▸ Текст для чтения
╭──

Во всех системах идентичности есть свои дугла, они отчасти функционируют как третий элемент в бинарных схемах Леви-Стросса. Этническая аномалия – это те, кто одновременно входит в обе группы и не входит ни в одну из групп. Они не белые и не черные, не русские и не чеченцы, или же они и христиане, и палестинцы (как Эдвард Саид), и пакистанцы, и англичане. Много лет спустя после появления упомянутого выше калипсо тринидадские интеллектуалы стали говорить о «дугларизации тринидадского общества». Они имели в виду, что при том ошеломляющем числе культурных и социальных «помесей», которые существуют в Тринидаде, рассуждения о чисто африканском или чисто индийском образах жизни в скором времени потеряют всякий смысл.

╰──

▸ Представленные данные

╭──

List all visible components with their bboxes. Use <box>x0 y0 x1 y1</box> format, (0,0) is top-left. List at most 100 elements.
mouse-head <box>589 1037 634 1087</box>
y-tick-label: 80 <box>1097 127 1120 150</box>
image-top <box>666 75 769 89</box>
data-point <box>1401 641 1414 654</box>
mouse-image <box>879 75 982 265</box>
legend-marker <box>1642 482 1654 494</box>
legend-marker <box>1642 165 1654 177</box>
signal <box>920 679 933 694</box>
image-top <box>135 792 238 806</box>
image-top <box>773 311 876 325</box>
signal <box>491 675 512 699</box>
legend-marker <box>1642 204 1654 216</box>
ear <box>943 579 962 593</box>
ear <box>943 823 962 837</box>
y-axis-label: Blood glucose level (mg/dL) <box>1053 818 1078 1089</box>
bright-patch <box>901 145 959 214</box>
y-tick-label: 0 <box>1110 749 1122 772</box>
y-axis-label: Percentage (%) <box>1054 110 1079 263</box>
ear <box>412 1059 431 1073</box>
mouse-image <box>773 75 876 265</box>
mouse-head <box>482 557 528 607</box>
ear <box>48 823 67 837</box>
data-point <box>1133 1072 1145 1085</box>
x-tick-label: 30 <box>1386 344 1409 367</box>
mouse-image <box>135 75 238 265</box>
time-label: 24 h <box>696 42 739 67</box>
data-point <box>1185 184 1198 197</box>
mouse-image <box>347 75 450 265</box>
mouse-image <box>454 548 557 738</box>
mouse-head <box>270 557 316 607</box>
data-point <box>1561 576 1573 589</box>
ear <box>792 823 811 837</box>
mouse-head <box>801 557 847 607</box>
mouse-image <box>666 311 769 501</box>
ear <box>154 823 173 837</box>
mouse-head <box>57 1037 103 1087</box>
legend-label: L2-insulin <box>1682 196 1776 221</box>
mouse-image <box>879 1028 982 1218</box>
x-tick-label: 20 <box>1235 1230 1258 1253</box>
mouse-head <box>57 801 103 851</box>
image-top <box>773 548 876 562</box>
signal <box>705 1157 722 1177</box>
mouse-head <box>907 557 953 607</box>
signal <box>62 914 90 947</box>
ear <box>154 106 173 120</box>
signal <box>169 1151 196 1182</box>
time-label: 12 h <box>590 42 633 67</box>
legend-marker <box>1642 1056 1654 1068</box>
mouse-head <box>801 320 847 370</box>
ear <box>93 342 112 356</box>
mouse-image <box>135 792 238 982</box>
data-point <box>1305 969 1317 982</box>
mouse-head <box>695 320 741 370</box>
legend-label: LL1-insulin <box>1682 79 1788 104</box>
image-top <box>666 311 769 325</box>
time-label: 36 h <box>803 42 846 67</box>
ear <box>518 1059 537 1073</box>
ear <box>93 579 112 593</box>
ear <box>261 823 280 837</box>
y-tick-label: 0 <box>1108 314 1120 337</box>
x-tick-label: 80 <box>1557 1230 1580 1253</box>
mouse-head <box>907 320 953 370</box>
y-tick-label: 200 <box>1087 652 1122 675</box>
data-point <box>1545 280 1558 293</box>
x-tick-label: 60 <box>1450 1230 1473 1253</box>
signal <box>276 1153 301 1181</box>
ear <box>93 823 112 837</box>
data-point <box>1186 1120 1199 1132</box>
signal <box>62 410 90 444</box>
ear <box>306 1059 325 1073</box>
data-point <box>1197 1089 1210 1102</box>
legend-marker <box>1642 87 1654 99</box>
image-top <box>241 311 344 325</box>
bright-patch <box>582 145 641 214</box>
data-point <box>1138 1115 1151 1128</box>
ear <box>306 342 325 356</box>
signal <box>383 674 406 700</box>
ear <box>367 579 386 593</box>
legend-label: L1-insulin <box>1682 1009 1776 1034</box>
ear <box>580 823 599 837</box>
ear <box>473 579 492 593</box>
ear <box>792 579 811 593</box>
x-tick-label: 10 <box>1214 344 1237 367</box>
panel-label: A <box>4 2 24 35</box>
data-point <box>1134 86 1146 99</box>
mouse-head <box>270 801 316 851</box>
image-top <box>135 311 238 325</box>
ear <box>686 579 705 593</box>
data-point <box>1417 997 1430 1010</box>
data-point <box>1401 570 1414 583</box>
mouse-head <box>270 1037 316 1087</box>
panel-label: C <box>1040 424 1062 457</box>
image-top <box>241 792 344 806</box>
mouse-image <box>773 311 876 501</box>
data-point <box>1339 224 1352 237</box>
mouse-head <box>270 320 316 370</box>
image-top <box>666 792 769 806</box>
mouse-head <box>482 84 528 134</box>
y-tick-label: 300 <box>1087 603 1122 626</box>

╰──

▸ Задания и упражнения
[a] Ответьте по тексту о дугла:
(i) Третьему элементу в чьих бинарных схемах отчасти соответствуют дугла?
(ii) О чём стали говорить тринидадские интеллектуалы много лет спустя после появления калипсо?
(iii) Рассуждения о каких образах жизни, по их мнению, скоро потеряют всякий смысл?
[b] Продублируйте из текста о дугла всё от слов «Во всех системах» и до слов «потеряют всякий смысл.», без единого изменения.
Записи никак не связаны с текстом.

▸ Ответы к заданиям
[a]
(i) В бинарных схемах Леви-Стросса.
(ii) О «дугларизации тринидадского общества».
(iii) О чисто африканском или чисто индийском образах жизни.

[b]
Во всех системах идентичности есть свои дугла, они отчасти функционируют как третий элемент в бинарных схемах Леви-Стросса. Этническая аномалия – это те, кто одновременно входит в обе группы и не входит ни в одну из групп. Они не белые и не черные, не русские и не чеченцы, или же они и христиане, и палестинцы (как Эдвард Саид), и пакистанцы, и англичане. Много лет спустя после появления упомянутого выше калипсо тринидадские интеллектуалы стали говорить о «дугларизации тринидадского общества». Они имели в виду, что при том ошеломляющем числе культурных и социальных «помесей», которые существуют в Тринидаде, рассуждения о чисто африканском или чисто индийском образах жизни в скором времени потеряют всякий смысл.